Locate every line in the records below that contains the word "name", and copy each one.
Begin
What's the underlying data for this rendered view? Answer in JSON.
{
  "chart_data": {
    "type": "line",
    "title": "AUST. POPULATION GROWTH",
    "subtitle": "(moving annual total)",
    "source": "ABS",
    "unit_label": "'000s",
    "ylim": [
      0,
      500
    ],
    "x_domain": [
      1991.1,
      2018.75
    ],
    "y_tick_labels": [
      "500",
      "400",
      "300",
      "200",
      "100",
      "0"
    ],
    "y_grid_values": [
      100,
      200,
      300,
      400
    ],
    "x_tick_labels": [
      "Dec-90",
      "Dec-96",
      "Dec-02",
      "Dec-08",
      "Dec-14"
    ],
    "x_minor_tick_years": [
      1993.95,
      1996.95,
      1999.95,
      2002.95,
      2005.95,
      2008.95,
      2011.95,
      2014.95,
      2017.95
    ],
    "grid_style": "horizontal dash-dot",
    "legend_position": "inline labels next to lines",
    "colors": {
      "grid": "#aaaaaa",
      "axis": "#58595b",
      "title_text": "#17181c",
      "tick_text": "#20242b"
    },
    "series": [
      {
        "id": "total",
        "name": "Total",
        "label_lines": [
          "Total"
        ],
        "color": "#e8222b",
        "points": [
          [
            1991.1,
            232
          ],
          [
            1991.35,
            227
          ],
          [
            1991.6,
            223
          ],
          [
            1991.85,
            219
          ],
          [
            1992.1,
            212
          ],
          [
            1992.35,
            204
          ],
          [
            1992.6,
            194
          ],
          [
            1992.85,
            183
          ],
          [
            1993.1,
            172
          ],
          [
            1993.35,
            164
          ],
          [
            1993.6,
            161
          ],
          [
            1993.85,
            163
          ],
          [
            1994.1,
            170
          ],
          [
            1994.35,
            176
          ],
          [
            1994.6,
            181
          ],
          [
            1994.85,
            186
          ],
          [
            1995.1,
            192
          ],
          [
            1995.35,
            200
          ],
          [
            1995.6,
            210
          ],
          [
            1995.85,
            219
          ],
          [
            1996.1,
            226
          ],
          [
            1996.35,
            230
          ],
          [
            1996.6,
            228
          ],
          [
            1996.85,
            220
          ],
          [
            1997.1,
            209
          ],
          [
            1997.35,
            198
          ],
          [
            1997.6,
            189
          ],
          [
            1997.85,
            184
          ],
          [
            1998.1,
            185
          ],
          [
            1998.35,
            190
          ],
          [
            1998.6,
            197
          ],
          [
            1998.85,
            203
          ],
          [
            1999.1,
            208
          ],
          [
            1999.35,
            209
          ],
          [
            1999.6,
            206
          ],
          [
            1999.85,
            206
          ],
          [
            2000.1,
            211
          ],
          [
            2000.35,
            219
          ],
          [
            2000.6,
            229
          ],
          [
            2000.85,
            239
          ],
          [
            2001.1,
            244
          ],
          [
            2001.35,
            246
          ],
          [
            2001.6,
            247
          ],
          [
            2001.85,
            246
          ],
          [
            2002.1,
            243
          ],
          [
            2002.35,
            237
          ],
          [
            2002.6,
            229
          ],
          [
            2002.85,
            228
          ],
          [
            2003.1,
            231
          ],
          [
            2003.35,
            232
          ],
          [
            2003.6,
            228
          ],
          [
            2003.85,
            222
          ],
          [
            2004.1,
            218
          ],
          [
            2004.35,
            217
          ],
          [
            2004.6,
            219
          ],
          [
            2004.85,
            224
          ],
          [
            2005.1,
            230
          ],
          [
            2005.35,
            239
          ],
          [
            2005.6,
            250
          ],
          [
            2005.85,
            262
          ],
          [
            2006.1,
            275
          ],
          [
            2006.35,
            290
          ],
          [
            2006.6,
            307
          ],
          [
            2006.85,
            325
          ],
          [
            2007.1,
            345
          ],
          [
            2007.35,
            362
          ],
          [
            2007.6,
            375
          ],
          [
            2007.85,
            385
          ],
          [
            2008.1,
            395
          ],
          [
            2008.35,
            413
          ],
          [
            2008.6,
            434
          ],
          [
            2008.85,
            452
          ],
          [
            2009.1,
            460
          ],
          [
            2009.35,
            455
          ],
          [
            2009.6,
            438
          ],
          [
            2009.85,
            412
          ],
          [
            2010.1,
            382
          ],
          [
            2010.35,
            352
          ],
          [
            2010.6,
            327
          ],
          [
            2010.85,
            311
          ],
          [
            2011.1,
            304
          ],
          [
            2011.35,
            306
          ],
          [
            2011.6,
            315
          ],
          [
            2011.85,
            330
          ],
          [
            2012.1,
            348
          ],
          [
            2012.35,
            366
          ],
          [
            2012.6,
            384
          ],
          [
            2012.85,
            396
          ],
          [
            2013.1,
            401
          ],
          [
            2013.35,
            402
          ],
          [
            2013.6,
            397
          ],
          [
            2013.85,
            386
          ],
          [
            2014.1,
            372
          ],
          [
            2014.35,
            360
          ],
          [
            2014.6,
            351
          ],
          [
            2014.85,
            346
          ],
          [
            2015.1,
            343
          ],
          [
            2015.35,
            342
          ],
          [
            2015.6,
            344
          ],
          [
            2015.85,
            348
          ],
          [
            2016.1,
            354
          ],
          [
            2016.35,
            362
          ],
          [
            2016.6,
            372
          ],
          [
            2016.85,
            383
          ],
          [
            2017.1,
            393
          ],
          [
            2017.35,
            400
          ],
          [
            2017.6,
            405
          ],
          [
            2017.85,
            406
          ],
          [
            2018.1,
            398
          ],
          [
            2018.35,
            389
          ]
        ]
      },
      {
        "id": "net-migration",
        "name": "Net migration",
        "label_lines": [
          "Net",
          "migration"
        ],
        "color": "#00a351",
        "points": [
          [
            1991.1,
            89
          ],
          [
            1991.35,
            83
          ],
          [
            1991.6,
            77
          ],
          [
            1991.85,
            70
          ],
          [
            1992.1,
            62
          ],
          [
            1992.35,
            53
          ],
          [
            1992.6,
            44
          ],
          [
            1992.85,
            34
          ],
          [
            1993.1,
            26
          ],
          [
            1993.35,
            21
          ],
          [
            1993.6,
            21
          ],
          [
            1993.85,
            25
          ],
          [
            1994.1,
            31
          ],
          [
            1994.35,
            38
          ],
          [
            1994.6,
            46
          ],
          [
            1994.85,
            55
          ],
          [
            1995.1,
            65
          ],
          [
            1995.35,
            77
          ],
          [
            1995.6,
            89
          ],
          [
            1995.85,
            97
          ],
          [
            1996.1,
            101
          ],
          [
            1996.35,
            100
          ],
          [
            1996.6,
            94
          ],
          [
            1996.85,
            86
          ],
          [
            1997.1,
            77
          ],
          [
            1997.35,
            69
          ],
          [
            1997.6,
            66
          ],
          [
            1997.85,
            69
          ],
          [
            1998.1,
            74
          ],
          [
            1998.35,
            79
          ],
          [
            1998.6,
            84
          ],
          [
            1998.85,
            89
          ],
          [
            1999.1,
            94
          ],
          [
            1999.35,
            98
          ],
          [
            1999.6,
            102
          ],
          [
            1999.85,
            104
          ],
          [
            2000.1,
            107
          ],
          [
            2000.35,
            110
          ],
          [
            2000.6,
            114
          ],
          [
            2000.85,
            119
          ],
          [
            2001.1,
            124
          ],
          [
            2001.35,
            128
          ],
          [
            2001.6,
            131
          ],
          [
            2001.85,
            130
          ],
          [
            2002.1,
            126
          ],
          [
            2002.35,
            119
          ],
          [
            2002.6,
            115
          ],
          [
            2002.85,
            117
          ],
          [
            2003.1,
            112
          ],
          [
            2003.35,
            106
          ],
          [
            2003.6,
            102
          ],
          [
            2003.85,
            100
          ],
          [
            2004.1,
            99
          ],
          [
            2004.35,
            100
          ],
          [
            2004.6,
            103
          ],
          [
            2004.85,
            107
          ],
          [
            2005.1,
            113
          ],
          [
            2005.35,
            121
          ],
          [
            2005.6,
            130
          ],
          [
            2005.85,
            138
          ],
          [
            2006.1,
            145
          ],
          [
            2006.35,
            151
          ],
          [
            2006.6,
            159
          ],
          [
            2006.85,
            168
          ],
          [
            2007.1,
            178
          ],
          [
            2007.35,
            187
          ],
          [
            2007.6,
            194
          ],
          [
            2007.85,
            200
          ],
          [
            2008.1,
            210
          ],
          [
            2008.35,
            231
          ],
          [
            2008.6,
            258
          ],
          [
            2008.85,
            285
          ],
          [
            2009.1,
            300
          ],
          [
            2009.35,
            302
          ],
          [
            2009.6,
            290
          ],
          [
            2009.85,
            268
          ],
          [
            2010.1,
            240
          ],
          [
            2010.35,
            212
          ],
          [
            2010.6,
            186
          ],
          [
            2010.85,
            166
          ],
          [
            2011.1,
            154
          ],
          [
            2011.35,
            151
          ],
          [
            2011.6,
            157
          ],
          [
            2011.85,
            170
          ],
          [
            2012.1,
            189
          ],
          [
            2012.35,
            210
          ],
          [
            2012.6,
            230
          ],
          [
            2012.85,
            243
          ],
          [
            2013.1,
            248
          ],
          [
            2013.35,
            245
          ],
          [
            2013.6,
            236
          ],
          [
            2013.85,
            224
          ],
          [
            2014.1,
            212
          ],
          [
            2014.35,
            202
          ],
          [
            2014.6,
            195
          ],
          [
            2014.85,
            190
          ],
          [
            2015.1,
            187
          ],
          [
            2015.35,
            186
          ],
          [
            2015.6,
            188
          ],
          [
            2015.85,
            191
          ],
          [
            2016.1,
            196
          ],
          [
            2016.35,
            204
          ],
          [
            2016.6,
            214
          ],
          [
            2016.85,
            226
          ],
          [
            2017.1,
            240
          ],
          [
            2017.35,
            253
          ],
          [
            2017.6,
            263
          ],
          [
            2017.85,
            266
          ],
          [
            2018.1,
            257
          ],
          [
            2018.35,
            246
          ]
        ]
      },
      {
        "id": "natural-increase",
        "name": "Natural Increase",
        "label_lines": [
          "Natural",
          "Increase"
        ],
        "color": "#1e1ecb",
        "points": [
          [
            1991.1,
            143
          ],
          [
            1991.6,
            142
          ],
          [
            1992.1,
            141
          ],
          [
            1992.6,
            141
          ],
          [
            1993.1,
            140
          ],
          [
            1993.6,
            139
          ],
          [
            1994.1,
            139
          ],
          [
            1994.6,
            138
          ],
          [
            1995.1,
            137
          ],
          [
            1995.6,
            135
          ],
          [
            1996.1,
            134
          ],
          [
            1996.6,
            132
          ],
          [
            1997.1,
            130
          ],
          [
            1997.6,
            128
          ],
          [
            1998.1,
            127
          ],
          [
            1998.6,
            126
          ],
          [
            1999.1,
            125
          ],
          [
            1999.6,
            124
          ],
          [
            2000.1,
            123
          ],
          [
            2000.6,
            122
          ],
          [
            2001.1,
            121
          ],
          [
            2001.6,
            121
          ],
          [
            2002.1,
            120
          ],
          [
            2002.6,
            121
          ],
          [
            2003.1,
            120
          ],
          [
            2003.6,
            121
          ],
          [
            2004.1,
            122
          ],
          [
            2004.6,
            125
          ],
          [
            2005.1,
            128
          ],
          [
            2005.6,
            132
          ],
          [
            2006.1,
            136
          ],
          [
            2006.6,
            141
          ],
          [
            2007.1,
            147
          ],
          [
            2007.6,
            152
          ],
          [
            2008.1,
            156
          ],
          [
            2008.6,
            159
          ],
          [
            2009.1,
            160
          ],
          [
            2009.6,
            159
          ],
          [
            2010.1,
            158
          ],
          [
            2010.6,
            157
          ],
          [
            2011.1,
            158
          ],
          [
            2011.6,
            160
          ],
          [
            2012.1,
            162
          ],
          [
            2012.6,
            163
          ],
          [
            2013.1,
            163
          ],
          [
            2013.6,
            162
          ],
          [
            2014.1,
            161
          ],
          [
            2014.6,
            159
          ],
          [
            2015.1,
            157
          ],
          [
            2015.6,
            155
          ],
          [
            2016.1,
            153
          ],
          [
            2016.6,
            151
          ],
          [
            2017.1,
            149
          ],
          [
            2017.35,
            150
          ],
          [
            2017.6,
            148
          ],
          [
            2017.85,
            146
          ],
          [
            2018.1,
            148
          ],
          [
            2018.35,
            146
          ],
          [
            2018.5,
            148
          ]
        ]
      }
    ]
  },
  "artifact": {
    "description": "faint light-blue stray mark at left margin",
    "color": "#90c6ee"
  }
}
End
**ANSWER FOR THE TASK**:
        "name": "Total",
        "name": "Net migration",
        "name": "Natural Increase",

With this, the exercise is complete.